::: Stored rows :::

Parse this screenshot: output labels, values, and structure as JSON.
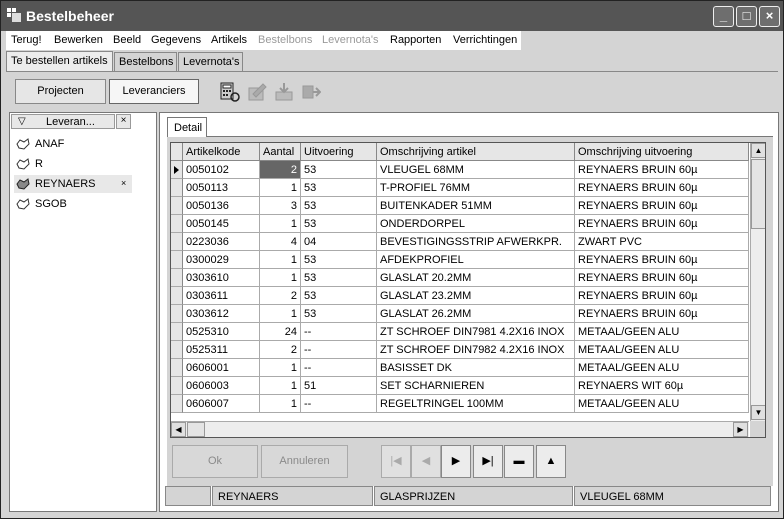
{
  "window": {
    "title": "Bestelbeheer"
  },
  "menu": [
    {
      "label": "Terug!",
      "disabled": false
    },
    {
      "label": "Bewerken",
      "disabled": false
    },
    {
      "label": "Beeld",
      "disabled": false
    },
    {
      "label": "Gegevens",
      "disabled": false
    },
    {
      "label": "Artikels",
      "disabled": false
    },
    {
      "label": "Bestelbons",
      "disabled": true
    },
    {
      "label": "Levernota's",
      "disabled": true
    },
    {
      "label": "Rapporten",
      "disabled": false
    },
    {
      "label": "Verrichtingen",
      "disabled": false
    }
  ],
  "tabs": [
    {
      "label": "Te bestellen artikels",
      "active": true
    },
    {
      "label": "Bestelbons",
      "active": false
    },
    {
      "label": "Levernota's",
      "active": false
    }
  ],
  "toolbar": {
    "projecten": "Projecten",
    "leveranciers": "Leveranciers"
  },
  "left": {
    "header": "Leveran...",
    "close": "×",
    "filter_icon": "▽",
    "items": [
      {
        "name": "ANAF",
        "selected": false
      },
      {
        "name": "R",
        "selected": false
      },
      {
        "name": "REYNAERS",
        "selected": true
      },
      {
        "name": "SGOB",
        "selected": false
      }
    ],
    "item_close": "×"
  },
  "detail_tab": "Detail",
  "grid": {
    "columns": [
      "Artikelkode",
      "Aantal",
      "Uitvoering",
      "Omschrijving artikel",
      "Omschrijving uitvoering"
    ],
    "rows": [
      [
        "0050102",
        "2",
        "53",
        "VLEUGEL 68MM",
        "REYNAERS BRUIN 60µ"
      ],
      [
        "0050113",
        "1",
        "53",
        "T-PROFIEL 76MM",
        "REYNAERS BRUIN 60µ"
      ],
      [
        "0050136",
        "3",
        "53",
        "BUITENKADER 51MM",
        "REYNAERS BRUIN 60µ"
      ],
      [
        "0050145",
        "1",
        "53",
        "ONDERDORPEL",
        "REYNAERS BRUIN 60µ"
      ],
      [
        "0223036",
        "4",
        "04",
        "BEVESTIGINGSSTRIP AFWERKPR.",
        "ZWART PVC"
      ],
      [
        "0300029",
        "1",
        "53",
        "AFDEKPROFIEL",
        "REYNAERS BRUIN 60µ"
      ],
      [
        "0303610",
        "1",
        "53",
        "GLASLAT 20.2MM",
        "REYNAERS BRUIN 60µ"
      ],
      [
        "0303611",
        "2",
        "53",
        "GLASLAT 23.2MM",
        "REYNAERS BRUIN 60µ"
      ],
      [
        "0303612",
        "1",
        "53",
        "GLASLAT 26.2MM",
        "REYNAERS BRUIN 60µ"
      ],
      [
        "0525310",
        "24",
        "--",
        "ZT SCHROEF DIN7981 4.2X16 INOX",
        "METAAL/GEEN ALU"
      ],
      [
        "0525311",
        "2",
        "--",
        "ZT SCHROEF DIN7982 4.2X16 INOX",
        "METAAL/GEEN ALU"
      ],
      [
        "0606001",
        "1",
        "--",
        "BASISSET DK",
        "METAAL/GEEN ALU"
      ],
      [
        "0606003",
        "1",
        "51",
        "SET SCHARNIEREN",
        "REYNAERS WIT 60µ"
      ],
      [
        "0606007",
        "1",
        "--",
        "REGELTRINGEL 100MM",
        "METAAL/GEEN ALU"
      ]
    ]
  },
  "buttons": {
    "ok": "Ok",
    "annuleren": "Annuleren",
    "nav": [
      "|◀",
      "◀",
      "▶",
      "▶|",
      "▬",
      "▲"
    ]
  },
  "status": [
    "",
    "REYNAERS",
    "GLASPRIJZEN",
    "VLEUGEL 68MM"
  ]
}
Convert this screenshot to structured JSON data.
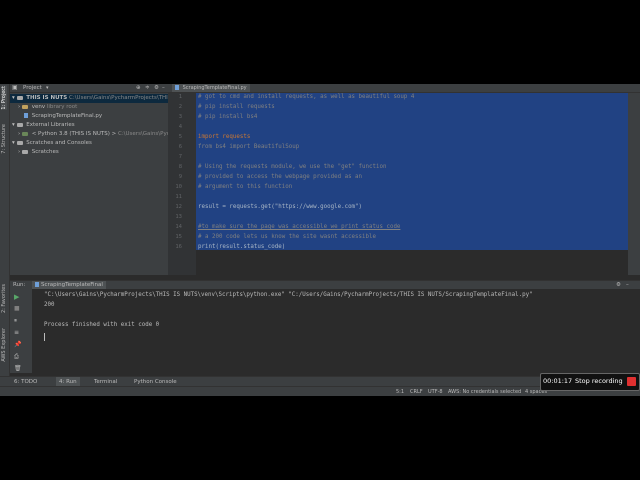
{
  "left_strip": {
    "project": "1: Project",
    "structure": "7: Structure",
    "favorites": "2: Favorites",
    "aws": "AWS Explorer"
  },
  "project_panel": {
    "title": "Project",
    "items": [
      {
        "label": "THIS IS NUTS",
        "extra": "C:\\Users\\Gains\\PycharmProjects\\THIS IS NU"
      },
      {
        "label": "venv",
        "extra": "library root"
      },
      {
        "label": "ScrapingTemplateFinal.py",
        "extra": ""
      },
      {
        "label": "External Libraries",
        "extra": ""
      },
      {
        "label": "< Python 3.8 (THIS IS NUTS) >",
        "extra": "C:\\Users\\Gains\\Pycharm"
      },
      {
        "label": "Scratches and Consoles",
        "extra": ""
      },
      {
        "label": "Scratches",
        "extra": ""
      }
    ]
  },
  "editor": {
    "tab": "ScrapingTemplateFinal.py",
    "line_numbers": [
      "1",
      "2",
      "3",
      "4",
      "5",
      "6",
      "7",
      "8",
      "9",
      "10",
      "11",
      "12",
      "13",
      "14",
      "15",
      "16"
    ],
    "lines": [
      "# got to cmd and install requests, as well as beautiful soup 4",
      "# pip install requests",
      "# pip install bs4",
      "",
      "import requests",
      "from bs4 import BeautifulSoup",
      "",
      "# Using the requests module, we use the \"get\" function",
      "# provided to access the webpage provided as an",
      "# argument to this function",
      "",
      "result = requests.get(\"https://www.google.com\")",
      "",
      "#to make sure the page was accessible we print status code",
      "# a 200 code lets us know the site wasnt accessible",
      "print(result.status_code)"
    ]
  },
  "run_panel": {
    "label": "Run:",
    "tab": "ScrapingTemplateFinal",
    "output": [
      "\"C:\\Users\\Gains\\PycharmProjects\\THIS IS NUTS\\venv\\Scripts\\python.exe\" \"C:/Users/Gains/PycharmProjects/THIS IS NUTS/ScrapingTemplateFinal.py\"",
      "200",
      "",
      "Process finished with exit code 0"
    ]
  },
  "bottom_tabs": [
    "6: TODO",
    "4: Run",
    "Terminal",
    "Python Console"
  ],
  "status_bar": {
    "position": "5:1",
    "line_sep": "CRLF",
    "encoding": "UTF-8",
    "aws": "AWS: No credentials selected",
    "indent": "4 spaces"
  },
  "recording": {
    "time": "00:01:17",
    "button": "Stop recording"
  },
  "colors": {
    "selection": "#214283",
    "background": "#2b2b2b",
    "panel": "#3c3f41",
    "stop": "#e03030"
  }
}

:::

Omit any images, then output the listing exactly.

• Finished task:
Parse this screenshot: output labels, values, and structure as JSON.
{
  "window": {
    "title": "Bestelbeheer"
  },
  "menu": [
    {
      "label": "Terug!",
      "disabled": false
    },
    {
      "label": "Bewerken",
      "disabled": false
    },
    {
      "label": "Beeld",
      "disabled": false
    },
    {
      "label": "Gegevens",
      "disabled": false
    },
    {
      "label": "Artikels",
      "disabled": false
    },
    {
      "label": "Bestelbons",
      "disabled": true
    },
    {
      "label": "Levernota's",
      "disabled": true
    },
    {
      "label": "Rapporten",
      "disabled": false
    },
    {
      "label": "Verrichtingen",
      "disabled": false
    }
  ],
  "tabs": [
    {
      "label": "Te bestellen artikels",
      "active": true
    },
    {
      "label": "Bestelbons",
      "active": false
    },
    {
      "label": "Levernota's",
      "active": false
    }
  ],
  "toolbar": {
    "projecten": "Projecten",
    "leveranciers": "Leveranciers"
  },
  "left": {
    "header": "Leveran...",
    "close": "×",
    "filter_icon": "▽",
    "items": [
      {
        "name": "ANAF",
        "selected": false
      },
      {
        "name": "R",
        "selected": false
      },
      {
        "name": "REYNAERS",
        "selected": true
      },
      {
        "name": "SGOB",
        "selected": false
      }
    ],
    "item_close": "×"
  },
  "detail_tab": "Detail",
  "grid": {
    "columns": [
      "Artikelkode",
      "Aantal",
      "Uitvoering",
      "Omschrijving artikel",
      "Omschrijving uitvoering"
    ],
    "rows": [
      [
        "0050102",
        "2",
        "53",
        "VLEUGEL 68MM",
        "REYNAERS BRUIN 60µ"
      ],
      [
        "0050113",
        "1",
        "53",
        "T-PROFIEL 76MM",
        "REYNAERS BRUIN 60µ"
      ],
      [
        "0050136",
        "3",
        "53",
        "BUITENKADER 51MM",
        "REYNAERS BRUIN 60µ"
      ],
      [
        "0050145",
        "1",
        "53",
        "ONDERDORPEL",
        "REYNAERS BRUIN 60µ"
      ],
      [
        "0223036",
        "4",
        "04",
        "BEVESTIGINGSSTRIP AFWERKPR.",
        "ZWART PVC"
      ],
      [
        "0300029",
        "1",
        "53",
        "AFDEKPROFIEL",
        "REYNAERS BRUIN 60µ"
      ],
      [
        "0303610",
        "1",
        "53",
        "GLASLAT 20.2MM",
        "REYNAERS BRUIN 60µ"
      ],
      [
        "0303611",
        "2",
        "53",
        "GLASLAT 23.2MM",
        "REYNAERS BRUIN 60µ"
      ],
      [
        "0303612",
        "1",
        "53",
        "GLASLAT 26.2MM",
        "REYNAERS BRUIN 60µ"
      ],
      [
        "0525310",
        "24",
        "--",
        "ZT SCHROEF DIN7981 4.2X16 INOX",
        "METAAL/GEEN ALU"
      ],
      [
        "0525311",
        "2",
        "--",
        "ZT SCHROEF DIN7982 4.2X16 INOX",
        "METAAL/GEEN ALU"
      ],
      [
        "0606001",
        "1",
        "--",
        "BASISSET DK",
        "METAAL/GEEN ALU"
      ],
      [
        "0606003",
        "1",
        "51",
        "SET SCHARNIEREN",
        "REYNAERS WIT 60µ"
      ],
      [
        "0606007",
        "1",
        "--",
        "REGELTRINGEL 100MM",
        "METAAL/GEEN ALU"
      ]
    ]
  },
  "buttons": {
    "ok": "Ok",
    "annuleren": "Annuleren",
    "nav": [
      "|◀",
      "◀",
      "▶",
      "▶|",
      "▬",
      "▲"
    ]
  },
  "status": [
    "",
    "REYNAERS",
    "GLASPRIJZEN",
    "VLEUGEL 68MM"
  ]
}
Convert this screenshot to structured JSON data.
{
  "left_strip": {
    "project": "1: Project",
    "structure": "7: Structure",
    "favorites": "2: Favorites",
    "aws": "AWS Explorer"
  },
  "project_panel": {
    "title": "Project",
    "items": [
      {
        "label": "THIS IS NUTS",
        "extra": "C:\\Users\\Gains\\PycharmProjects\\THIS IS NU"
      },
      {
        "label": "venv",
        "extra": "library root"
      },
      {
        "label": "ScrapingTemplateFinal.py",
        "extra": ""
      },
      {
        "label": "External Libraries",
        "extra": ""
      },
      {
        "label": "< Python 3.8 (THIS IS NUTS) >",
        "extra": "C:\\Users\\Gains\\Pycharm"
      },
      {
        "label": "Scratches and Consoles",
        "extra": ""
      },
      {
        "label": "Scratches",
        "extra": ""
      }
    ]
  },
  "editor": {
    "tab": "ScrapingTemplateFinal.py",
    "line_numbers": [
      "1",
      "2",
      "3",
      "4",
      "5",
      "6",
      "7",
      "8",
      "9",
      "10",
      "11",
      "12",
      "13",
      "14",
      "15",
      "16"
    ],
    "lines": [
      "# got to cmd and install requests, as well as beautiful soup 4",
      "# pip install requests",
      "# pip install bs4",
      "",
      "import requests",
      "from bs4 import BeautifulSoup",
      "",
      "# Using the requests module, we use the \"get\" function",
      "# provided to access the webpage provided as an",
      "# argument to this function",
      "",
      "result = requests.get(\"https://www.google.com\")",
      "",
      "#to make sure the page was accessible we print status code",
      "# a 200 code lets us know the site wasnt accessible",
      "print(result.status_code)"
    ]
  },
  "run_panel": {
    "label": "Run:",
    "tab": "ScrapingTemplateFinal",
    "output": [
      "\"C:\\Users\\Gains\\PycharmProjects\\THIS IS NUTS\\venv\\Scripts\\python.exe\" \"C:/Users/Gains/PycharmProjects/THIS IS NUTS/ScrapingTemplateFinal.py\"",
      "200",
      "",
      "Process finished with exit code 0"
    ]
  },
  "bottom_tabs": [
    "6: TODO",
    "4: Run",
    "Terminal",
    "Python Console"
  ],
  "status_bar": {
    "position": "5:1",
    "line_sep": "CRLF",
    "encoding": "UTF-8",
    "aws": "AWS: No credentials selected",
    "indent": "4 spaces"
  },
  "recording": {
    "time": "00:01:17",
    "button": "Stop recording"
  },
  "colors": {
    "selection": "#214283",
    "background": "#2b2b2b",
    "panel": "#3c3f41",
    "stop": "#e03030"
  }
}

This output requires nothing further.